[START RECORDED DATA]

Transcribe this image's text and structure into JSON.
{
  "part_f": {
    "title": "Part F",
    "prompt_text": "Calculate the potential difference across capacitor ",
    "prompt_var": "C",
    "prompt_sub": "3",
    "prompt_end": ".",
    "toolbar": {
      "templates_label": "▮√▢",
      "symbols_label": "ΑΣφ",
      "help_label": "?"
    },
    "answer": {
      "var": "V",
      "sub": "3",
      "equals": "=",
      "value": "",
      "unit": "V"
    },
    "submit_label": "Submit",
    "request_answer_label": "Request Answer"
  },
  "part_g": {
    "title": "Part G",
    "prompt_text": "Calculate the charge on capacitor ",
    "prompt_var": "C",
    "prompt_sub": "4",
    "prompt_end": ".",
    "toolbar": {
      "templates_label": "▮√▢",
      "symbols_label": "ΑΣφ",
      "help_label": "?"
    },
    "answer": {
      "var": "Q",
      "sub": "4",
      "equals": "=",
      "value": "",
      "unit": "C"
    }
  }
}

[END RECORDED DATA]

- [THE REQUEST] Repeat the material above exactly.

- [EXERCISE ANSWER]
Transcribe this image's text and structure into JSON.
{
  "part_f": {
    "title": "Part F",
    "prompt_text": "Calculate the potential difference across capacitor ",
    "prompt_var": "C",
    "prompt_sub": "3",
    "prompt_end": ".",
    "toolbar": {
      "templates_label": "▮√▢",
      "symbols_label": "ΑΣφ",
      "help_label": "?"
    },
    "answer": {
      "var": "V",
      "sub": "3",
      "equals": "=",
      "value": "",
      "unit": "V"
    },
    "submit_label": "Submit",
    "request_answer_label": "Request Answer"
  },
  "part_g": {
    "title": "Part G",
    "prompt_text": "Calculate the charge on capacitor ",
    "prompt_var": "C",
    "prompt_sub": "4",
    "prompt_end": ".",
    "toolbar": {
      "templates_label": "▮√▢",
      "symbols_label": "ΑΣφ",
      "help_label": "?"
    },
    "answer": {
      "var": "Q",
      "sub": "4",
      "equals": "=",
      "value": "",
      "unit": "C"
    }
  }
}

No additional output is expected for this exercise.